— EXERCISE GOAL —
Using the data below, copy every line that contains the word "sert".

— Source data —

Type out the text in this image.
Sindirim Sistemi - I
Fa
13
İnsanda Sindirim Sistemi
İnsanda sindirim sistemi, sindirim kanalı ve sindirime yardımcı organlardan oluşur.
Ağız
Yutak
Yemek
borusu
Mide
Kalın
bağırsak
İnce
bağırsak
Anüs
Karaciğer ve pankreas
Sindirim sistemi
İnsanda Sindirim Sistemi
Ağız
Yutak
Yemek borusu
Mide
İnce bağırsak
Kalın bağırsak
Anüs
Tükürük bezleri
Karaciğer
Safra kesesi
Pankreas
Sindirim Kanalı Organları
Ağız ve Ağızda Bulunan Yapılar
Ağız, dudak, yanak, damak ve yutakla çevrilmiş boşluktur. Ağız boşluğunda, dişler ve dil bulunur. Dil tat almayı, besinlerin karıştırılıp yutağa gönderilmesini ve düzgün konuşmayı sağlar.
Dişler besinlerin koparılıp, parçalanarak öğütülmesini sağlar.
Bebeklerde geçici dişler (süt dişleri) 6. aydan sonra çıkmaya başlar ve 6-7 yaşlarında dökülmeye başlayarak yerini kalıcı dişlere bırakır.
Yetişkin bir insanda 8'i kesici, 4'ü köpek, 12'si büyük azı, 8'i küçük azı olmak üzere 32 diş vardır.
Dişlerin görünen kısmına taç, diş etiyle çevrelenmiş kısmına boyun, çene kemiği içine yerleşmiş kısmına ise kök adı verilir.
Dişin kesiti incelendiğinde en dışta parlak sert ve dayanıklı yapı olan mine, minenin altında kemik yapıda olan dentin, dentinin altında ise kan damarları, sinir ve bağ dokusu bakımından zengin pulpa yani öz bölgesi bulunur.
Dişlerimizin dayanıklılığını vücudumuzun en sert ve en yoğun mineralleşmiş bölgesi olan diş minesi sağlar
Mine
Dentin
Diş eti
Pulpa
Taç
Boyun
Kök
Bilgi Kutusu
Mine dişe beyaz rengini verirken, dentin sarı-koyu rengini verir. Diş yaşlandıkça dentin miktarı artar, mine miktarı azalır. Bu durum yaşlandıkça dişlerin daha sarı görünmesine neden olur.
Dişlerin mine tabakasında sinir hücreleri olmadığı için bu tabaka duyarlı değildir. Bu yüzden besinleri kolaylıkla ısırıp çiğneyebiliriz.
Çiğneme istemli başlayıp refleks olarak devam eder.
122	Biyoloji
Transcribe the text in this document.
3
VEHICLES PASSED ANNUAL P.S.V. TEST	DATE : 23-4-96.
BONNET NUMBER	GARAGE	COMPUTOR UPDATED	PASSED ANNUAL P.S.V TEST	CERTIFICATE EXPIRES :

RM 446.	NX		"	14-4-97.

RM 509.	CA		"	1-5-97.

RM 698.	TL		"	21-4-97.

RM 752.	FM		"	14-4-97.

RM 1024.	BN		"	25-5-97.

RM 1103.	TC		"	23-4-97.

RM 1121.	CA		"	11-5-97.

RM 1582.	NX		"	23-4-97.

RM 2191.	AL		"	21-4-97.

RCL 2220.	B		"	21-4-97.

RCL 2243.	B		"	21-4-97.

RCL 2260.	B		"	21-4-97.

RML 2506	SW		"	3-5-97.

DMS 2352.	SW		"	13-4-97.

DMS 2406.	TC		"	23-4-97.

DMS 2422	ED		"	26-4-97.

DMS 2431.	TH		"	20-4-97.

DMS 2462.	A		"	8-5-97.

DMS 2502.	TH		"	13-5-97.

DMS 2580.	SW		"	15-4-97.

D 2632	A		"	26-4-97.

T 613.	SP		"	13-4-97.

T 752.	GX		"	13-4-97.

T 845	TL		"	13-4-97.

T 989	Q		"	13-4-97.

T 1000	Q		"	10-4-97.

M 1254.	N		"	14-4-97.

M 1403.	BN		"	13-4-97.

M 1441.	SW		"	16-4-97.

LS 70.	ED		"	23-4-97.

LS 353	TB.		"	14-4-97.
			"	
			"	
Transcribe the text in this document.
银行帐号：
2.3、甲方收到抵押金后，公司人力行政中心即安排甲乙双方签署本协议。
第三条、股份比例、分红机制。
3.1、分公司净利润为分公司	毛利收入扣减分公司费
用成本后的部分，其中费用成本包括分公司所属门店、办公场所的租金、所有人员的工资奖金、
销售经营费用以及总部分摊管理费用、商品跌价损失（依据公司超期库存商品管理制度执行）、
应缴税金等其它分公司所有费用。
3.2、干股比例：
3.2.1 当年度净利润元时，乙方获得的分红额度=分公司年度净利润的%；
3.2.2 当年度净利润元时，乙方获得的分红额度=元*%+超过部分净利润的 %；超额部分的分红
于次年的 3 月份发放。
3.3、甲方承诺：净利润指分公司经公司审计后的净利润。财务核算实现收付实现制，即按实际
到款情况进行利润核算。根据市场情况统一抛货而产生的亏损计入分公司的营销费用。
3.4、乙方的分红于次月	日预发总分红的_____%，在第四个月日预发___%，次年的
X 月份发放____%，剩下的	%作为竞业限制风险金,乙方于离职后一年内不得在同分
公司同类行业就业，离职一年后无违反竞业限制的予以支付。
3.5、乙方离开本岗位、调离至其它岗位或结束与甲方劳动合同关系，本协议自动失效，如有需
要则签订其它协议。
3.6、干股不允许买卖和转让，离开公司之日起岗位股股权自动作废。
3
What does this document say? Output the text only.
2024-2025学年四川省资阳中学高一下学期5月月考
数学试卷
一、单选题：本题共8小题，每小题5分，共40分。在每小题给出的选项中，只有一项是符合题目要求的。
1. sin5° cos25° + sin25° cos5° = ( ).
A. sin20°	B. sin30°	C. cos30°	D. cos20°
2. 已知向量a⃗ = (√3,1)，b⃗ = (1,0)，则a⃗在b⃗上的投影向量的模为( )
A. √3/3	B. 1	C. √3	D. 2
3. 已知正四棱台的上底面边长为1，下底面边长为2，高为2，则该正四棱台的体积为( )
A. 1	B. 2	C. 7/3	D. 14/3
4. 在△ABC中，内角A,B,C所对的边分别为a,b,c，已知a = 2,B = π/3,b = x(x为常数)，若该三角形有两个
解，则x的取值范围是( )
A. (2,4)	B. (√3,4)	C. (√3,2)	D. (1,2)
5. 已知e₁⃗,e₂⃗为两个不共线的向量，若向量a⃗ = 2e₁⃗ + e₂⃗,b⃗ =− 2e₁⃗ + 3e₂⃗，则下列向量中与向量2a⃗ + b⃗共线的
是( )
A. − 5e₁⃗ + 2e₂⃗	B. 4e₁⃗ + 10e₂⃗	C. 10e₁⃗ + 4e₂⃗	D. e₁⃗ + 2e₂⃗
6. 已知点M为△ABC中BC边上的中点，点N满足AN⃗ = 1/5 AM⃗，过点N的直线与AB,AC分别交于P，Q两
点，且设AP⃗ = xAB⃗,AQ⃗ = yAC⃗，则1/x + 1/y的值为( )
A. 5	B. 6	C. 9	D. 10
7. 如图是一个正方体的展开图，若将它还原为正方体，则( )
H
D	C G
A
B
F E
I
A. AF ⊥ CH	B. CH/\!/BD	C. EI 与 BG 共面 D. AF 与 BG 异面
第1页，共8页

— THE SOLUTION —
Dişin kesiti incelendiğinde en dışta parlak sert ve dayanıklı yapı olan mine, minenin altında kemik yapıda olan dentin, dentinin altında ise kan damarları, sinir ve bağ dokusu bakımından zengin pulpa yani öz bölgesi bulunur.
Dişlerimizin dayanıklılığını vücudumuzun en sert ve en yoğun mineralleşmiş bölgesi olan diş minesi sağlar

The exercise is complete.